TASK DATA:
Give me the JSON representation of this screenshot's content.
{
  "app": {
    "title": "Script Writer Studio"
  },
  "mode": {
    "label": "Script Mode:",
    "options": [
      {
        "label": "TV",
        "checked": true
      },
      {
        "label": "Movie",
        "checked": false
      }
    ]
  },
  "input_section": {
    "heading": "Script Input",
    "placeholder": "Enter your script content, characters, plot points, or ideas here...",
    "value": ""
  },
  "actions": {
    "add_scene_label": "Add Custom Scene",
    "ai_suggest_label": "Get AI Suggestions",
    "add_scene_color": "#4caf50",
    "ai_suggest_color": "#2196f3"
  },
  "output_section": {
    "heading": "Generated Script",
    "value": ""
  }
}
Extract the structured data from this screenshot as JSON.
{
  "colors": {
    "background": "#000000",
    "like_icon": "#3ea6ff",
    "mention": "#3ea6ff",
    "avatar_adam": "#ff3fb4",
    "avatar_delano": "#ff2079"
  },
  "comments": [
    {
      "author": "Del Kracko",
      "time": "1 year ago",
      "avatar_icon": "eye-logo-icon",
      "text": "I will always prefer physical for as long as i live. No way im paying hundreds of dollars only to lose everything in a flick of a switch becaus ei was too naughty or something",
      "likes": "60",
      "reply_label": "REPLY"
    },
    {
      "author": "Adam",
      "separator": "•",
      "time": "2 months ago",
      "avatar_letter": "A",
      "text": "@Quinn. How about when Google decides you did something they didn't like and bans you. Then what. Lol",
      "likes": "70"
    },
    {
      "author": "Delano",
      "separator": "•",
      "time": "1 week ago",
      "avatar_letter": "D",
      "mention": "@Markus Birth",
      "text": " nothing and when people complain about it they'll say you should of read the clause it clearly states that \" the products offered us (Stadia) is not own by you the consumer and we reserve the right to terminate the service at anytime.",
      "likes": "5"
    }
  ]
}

AIM OF THE TASK:
Where a line in the material above holds "content", copy that line.

EXERCISE RESPONSE:
Give me the JSON representation of this screenshot's content.
    "placeholder": "Enter your script content, characters, plot points, or ideas here...",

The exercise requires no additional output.